[Stored data]
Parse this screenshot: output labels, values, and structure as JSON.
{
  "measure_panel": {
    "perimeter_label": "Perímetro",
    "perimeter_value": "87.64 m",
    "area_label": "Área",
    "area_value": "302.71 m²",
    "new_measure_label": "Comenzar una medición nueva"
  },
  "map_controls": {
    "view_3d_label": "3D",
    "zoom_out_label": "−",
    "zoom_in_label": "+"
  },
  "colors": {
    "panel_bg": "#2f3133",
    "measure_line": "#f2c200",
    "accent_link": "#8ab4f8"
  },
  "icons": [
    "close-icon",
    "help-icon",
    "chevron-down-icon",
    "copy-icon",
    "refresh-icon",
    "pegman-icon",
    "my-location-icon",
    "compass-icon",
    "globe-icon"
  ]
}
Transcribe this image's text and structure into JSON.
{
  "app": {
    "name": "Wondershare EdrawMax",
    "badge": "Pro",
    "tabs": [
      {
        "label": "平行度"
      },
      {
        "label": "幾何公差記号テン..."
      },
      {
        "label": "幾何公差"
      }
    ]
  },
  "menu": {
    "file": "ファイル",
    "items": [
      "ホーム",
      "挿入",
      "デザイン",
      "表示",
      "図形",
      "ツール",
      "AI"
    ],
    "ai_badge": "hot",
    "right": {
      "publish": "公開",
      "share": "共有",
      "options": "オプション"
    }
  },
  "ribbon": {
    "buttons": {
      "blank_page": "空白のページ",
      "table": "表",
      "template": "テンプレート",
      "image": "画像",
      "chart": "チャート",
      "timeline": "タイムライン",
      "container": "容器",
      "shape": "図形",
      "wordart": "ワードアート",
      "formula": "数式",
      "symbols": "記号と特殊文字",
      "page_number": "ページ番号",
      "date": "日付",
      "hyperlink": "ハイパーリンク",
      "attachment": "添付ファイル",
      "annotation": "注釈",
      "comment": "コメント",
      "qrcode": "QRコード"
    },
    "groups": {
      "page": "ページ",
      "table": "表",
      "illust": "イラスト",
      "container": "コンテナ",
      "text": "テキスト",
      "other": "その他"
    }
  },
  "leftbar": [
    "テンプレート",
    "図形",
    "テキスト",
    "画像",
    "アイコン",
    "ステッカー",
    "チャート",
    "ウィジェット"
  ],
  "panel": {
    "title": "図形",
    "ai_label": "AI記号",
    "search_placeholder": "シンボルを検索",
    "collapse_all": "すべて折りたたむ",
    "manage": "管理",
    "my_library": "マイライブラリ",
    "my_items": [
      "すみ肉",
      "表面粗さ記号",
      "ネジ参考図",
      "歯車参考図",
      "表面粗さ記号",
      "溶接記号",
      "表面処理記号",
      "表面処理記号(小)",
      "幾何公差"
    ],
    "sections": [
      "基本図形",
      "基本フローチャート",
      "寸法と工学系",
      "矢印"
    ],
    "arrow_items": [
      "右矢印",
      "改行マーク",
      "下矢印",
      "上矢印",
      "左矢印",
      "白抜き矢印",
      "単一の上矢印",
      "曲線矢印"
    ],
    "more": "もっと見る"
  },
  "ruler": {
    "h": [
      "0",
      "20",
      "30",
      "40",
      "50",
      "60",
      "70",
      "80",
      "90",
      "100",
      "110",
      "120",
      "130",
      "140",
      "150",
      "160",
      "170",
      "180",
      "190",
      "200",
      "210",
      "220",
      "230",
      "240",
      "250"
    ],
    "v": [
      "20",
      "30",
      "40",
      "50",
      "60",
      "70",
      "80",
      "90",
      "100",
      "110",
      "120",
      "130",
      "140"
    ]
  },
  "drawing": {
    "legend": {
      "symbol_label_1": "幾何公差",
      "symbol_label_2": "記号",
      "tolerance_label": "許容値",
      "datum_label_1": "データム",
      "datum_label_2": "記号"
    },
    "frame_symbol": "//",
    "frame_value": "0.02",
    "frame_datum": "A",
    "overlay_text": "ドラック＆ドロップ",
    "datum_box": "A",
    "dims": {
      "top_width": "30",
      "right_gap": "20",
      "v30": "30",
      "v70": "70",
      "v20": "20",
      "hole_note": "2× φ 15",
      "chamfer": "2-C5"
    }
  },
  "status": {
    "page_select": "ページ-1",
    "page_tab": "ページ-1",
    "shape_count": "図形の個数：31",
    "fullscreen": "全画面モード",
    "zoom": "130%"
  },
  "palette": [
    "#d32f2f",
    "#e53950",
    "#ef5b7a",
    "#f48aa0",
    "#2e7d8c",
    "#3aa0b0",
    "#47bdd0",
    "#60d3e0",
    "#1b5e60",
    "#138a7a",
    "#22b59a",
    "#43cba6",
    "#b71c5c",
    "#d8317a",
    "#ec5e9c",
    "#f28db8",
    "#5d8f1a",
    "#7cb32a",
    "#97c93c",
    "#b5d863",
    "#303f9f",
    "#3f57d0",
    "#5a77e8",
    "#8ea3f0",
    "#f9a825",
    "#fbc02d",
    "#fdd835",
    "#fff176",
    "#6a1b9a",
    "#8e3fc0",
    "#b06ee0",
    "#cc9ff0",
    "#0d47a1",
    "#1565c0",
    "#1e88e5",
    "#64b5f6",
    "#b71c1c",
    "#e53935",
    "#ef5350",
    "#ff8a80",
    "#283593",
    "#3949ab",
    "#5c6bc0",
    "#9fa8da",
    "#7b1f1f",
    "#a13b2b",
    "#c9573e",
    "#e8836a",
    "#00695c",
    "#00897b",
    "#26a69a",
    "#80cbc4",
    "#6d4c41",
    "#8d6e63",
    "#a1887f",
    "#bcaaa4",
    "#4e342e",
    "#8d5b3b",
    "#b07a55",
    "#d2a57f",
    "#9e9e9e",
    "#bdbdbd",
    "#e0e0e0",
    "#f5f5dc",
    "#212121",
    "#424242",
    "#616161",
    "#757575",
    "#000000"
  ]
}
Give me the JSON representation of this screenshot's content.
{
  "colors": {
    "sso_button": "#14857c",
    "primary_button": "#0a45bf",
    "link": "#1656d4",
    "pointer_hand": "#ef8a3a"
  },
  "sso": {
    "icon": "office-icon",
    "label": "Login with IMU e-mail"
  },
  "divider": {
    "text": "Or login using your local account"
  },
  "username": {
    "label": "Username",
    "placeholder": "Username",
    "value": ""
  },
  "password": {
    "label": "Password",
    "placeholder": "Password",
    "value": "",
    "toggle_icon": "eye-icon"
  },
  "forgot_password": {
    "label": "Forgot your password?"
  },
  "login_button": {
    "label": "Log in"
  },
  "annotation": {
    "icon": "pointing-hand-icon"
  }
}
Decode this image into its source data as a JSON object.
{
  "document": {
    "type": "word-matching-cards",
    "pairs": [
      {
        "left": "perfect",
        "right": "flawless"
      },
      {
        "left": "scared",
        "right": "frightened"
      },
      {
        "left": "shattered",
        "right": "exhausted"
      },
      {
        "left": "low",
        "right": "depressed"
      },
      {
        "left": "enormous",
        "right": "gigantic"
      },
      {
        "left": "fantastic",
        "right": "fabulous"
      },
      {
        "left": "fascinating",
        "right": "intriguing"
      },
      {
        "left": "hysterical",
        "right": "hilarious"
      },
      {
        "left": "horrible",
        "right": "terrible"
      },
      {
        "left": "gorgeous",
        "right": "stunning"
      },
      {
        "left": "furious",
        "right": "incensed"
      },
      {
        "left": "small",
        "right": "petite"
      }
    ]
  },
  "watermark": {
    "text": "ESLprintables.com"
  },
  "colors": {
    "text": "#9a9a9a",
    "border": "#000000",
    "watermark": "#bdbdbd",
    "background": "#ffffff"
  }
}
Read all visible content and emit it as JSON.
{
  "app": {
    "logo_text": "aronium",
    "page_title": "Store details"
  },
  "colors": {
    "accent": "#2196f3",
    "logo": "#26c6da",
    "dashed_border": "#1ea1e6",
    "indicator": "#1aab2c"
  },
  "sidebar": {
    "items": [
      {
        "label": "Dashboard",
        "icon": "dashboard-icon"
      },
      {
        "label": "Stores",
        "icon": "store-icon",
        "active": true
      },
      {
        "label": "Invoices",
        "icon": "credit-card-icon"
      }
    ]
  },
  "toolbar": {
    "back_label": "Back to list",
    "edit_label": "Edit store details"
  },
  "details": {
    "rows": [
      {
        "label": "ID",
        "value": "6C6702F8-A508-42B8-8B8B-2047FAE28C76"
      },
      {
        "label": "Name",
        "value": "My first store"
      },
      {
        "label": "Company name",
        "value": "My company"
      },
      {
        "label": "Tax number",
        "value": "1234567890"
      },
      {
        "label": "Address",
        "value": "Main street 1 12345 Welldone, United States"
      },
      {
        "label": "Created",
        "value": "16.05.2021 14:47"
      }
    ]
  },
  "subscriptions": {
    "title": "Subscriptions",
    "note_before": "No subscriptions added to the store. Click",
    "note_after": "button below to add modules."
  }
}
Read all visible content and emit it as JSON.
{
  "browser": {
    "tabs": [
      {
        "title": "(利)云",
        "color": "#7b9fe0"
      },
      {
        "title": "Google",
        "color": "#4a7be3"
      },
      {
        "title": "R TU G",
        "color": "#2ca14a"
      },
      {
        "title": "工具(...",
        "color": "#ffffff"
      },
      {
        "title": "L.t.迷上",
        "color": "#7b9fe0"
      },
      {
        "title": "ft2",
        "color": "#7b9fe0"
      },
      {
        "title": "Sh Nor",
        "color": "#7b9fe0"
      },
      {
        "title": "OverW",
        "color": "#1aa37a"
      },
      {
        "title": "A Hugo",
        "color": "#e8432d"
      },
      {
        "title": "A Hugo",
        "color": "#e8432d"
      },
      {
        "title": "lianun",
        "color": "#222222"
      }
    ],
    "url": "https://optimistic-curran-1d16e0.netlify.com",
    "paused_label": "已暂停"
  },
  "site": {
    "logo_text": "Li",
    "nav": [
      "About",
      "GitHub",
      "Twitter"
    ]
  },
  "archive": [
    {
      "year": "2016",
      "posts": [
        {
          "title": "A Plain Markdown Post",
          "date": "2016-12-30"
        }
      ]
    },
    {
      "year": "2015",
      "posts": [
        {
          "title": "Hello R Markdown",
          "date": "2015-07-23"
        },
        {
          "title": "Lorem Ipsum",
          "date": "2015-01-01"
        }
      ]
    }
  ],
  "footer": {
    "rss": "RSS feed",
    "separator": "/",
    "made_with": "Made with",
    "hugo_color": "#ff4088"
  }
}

● **SHORT PROBLEM**:
Copy every line of the listing where the word "date" appears.

● **ANSWER FOR THIS EXERCISE**:
      "date": "日付",
          "date": "2016-12-30"
          "date": "2015-07-23"
          "date": "2015-01-01"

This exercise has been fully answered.